## REQUIREMENTS
Copy the listing below in full and skip every picture.

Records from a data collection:
________

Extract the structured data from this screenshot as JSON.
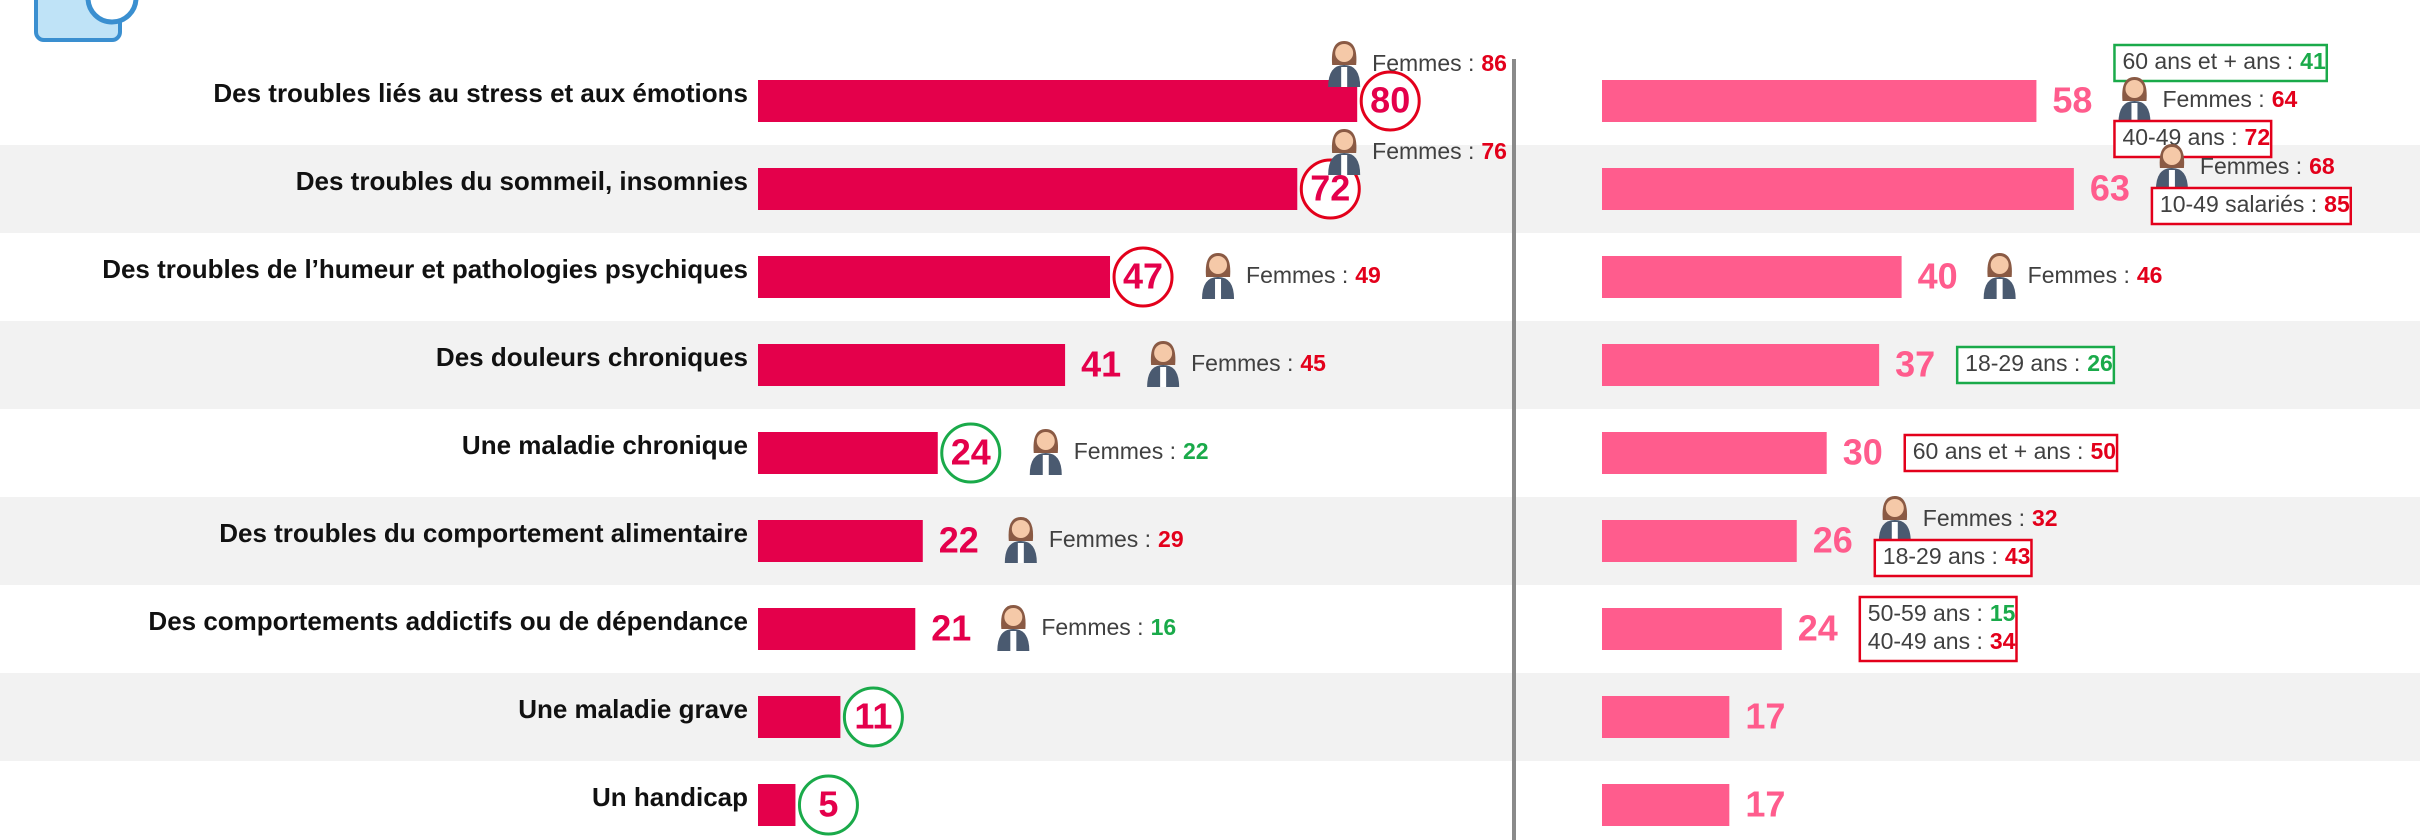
{
  "chart_data": [
    {
      "type": "bar",
      "orientation": "horizontal",
      "categories": [
        "Des troubles liés au stress et aux émotions",
        "Des troubles du sommeil, insomnies",
        "Des troubles de l’humeur et pathologies psychiques",
        "Des douleurs chroniques",
        "Une maladie chronique",
        "Des troubles du comportement alimentaire",
        "Des comportements addictifs ou de dépendance",
        "Une maladie grave",
        "Un handicap"
      ],
      "values": [
        80,
        72,
        47,
        41,
        24,
        22,
        21,
        11,
        5
      ],
      "color": "#e4004b",
      "value_circles": [
        "#e3001b",
        "#e3001b",
        "#e3001b",
        null,
        "#1aaa4a",
        null,
        null,
        "#1aaa4a",
        "#1aaa4a"
      ],
      "notes": [
        [
          {
            "icon": true,
            "lines": [
              {
                "label": "Femmes :",
                "value": 86,
                "color": "#e3001b"
              }
            ]
          }
        ],
        [
          {
            "icon": true,
            "lines": [
              {
                "label": "Femmes :",
                "value": 76,
                "color": "#e3001b"
              }
            ]
          }
        ],
        [
          {
            "icon": true,
            "lines": [
              {
                "label": "Femmes :",
                "value": 49,
                "color": "#e3001b"
              }
            ]
          }
        ],
        [
          {
            "icon": true,
            "lines": [
              {
                "label": "Femmes :",
                "value": 45,
                "color": "#e3001b"
              }
            ]
          }
        ],
        [
          {
            "icon": true,
            "lines": [
              {
                "label": "Femmes :",
                "value": 22,
                "color": "#1aaa4a"
              }
            ]
          }
        ],
        [
          {
            "icon": true,
            "lines": [
              {
                "label": "Femmes :",
                "value": 29,
                "color": "#e3001b"
              }
            ]
          }
        ],
        [
          {
            "icon": true,
            "lines": [
              {
                "label": "Femmes :",
                "value": 16,
                "color": "#1aaa4a"
              }
            ]
          }
        ],
        [],
        []
      ]
    },
    {
      "type": "bar",
      "orientation": "horizontal",
      "values": [
        58,
        63,
        40,
        37,
        30,
        26,
        24,
        17,
        17
      ],
      "color": "#ff5c8d",
      "notes": [
        [
          {
            "box": "#1aaa4a",
            "lines": [
              {
                "label": "60 ans et + ans :",
                "value": 41,
                "color": "#1aaa4a"
              }
            ]
          },
          {
            "icon": true,
            "lines": [
              {
                "label": "Femmes :",
                "value": 64,
                "color": "#e3001b"
              }
            ]
          },
          {
            "box": "#e3001b",
            "lines": [
              {
                "label": "40-49 ans :",
                "value": 72,
                "color": "#e3001b"
              }
            ]
          }
        ],
        [
          {
            "icon": true,
            "lines": [
              {
                "label": "Femmes :",
                "value": 68,
                "color": "#e3001b"
              }
            ]
          },
          {
            "box": "#e3001b",
            "lines": [
              {
                "label": "10-49 salariés :",
                "value": 85,
                "color": "#e3001b"
              }
            ]
          }
        ],
        [
          {
            "icon": true,
            "lines": [
              {
                "label": "Femmes :",
                "value": 46,
                "color": "#e3001b"
              }
            ]
          }
        ],
        [
          {
            "box": "#1aaa4a",
            "lines": [
              {
                "label": "18-29 ans :",
                "value": 26,
                "color": "#1aaa4a"
              }
            ]
          }
        ],
        [
          {
            "box": "#e3001b",
            "lines": [
              {
                "label": "60 ans et + ans :",
                "value": 50,
                "color": "#e3001b"
              }
            ]
          }
        ],
        [
          {
            "icon": true,
            "lines": [
              {
                "label": "Femmes :",
                "value": 32,
                "color": "#e3001b"
              }
            ]
          },
          {
            "box": "#e3001b",
            "lines": [
              {
                "label": "18-29 ans :",
                "value": 43,
                "color": "#e3001b"
              }
            ]
          }
        ],
        [
          {
            "box": "#e3001b",
            "lines": [
              {
                "label": "50-59 ans :",
                "value": 15,
                "color": "#1aaa4a"
              },
              {
                "label": "40-49 ans :",
                "value": 34,
                "color": "#e3001b"
              }
            ]
          }
        ],
        [],
        []
      ]
    }
  ]
}
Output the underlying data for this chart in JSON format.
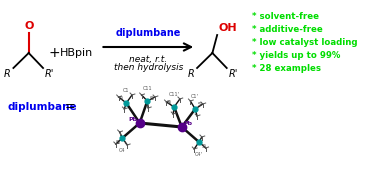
{
  "bg_color": "#ffffff",
  "reaction_arrow_label": "diplumbane",
  "reaction_condition1": "neat, r.t.",
  "reaction_condition2": "then hydrolysis",
  "bullet_color": "#00dd00",
  "bullets": [
    "* solvent-free",
    "* additive-free",
    "* low catalyst loading",
    "* yields up to 99%",
    "* 28 examples"
  ],
  "diplumbane_label": "diplumbane",
  "blue_color": "#0000ee",
  "red_color": "#dd0000",
  "black": "#000000",
  "teal": "#009999",
  "arrow_color": "#0000ee",
  "pb_color": "#550088",
  "figsize": [
    3.78,
    1.75
  ],
  "dpi": 100
}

________

## WRITTEN SOLUTION
Extract the structured data from this screenshot as JSON.
{
  "chart_data": [
    {
      "type": "bar",
      "orientation": "horizontal",
      "categories": [
        "Des troubles liés au stress et aux émotions",
        "Des troubles du sommeil, insomnies",
        "Des troubles de l’humeur et pathologies psychiques",
        "Des douleurs chroniques",
        "Une maladie chronique",
        "Des troubles du comportement alimentaire",
        "Des comportements addictifs ou de dépendance",
        "Une maladie grave",
        "Un handicap"
      ],
      "values": [
        80,
        72,
        47,
        41,
        24,
        22,
        21,
        11,
        5
      ],
      "color": "#e4004b",
      "value_circles": [
        "#e3001b",
        "#e3001b",
        "#e3001b",
        null,
        "#1aaa4a",
        null,
        null,
        "#1aaa4a",
        "#1aaa4a"
      ],
      "notes": [
        [
          {
            "icon": true,
            "lines": [
              {
                "label": "Femmes :",
                "value": 86,
                "color": "#e3001b"
              }
            ]
          }
        ],
        [
          {
            "icon": true,
            "lines": [
              {
                "label": "Femmes :",
                "value": 76,
                "color": "#e3001b"
              }
            ]
          }
        ],
        [
          {
            "icon": true,
            "lines": [
              {
                "label": "Femmes :",
                "value": 49,
                "color": "#e3001b"
              }
            ]
          }
        ],
        [
          {
            "icon": true,
            "lines": [
              {
                "label": "Femmes :",
                "value": 45,
                "color": "#e3001b"
              }
            ]
          }
        ],
        [
          {
            "icon": true,
            "lines": [
              {
                "label": "Femmes :",
                "value": 22,
                "color": "#1aaa4a"
              }
            ]
          }
        ],
        [
          {
            "icon": true,
            "lines": [
              {
                "label": "Femmes :",
                "value": 29,
                "color": "#e3001b"
              }
            ]
          }
        ],
        [
          {
            "icon": true,
            "lines": [
              {
                "label": "Femmes :",
                "value": 16,
                "color": "#1aaa4a"
              }
            ]
          }
        ],
        [],
        []
      ]
    },
    {
      "type": "bar",
      "orientation": "horizontal",
      "values": [
        58,
        63,
        40,
        37,
        30,
        26,
        24,
        17,
        17
      ],
      "color": "#ff5c8d",
      "notes": [
        [
          {
            "box": "#1aaa4a",
            "lines": [
              {
                "label": "60 ans et + ans :",
                "value": 41,
                "color": "#1aaa4a"
              }
            ]
          },
          {
            "icon": true,
            "lines": [
              {
                "label": "Femmes :",
                "value": 64,
                "color": "#e3001b"
              }
            ]
          },
          {
            "box": "#e3001b",
            "lines": [
              {
                "label": "40-49 ans :",
                "value": 72,
                "color": "#e3001b"
              }
            ]
          }
        ],
        [
          {
            "icon": true,
            "lines": [
              {
                "label": "Femmes :",
                "value": 68,
                "color": "#e3001b"
              }
            ]
          },
          {
            "box": "#e3001b",
            "lines": [
              {
                "label": "10-49 salariés :",
                "value": 85,
                "color": "#e3001b"
              }
            ]
          }
        ],
        [
          {
            "icon": true,
            "lines": [
              {
                "label": "Femmes :",
                "value": 46,
                "color": "#e3001b"
              }
            ]
          }
        ],
        [
          {
            "box": "#1aaa4a",
            "lines": [
              {
                "label": "18-29 ans :",
                "value": 26,
                "color": "#1aaa4a"
              }
            ]
          }
        ],
        [
          {
            "box": "#e3001b",
            "lines": [
              {
                "label": "60 ans et + ans :",
                "value": 50,
                "color": "#e3001b"
              }
            ]
          }
        ],
        [
          {
            "icon": true,
            "lines": [
              {
                "label": "Femmes :",
                "value": 32,
                "color": "#e3001b"
              }
            ]
          },
          {
            "box": "#e3001b",
            "lines": [
              {
                "label": "18-29 ans :",
                "value": 43,
                "color": "#e3001b"
              }
            ]
          }
        ],
        [
          {
            "box": "#e3001b",
            "lines": [
              {
                "label": "50-59 ans :",
                "value": 15,
                "color": "#1aaa4a"
              },
              {
                "label": "40-49 ans :",
                "value": 34,
                "color": "#e3001b"
              }
            ]
          }
        ],
        [],
        []
      ]
    }
  ]
}
Output the underlying data for this chart in JSON format.
{
  "bg_color": "#ffffff",
  "reaction_arrow_label": "diplumbane",
  "reaction_condition1": "neat, r.t.",
  "reaction_condition2": "then hydrolysis",
  "bullet_color": "#00dd00",
  "bullets": [
    "* solvent-free",
    "* additive-free",
    "* low catalyst loading",
    "* yields up to 99%",
    "* 28 examples"
  ],
  "diplumbane_label": "diplumbane",
  "blue_color": "#0000ee",
  "red_color": "#dd0000",
  "black": "#000000",
  "teal": "#009999",
  "arrow_color": "#0000ee",
  "pb_color": "#550088",
  "figsize": [
    3.78,
    1.75
  ],
  "dpi": 100
}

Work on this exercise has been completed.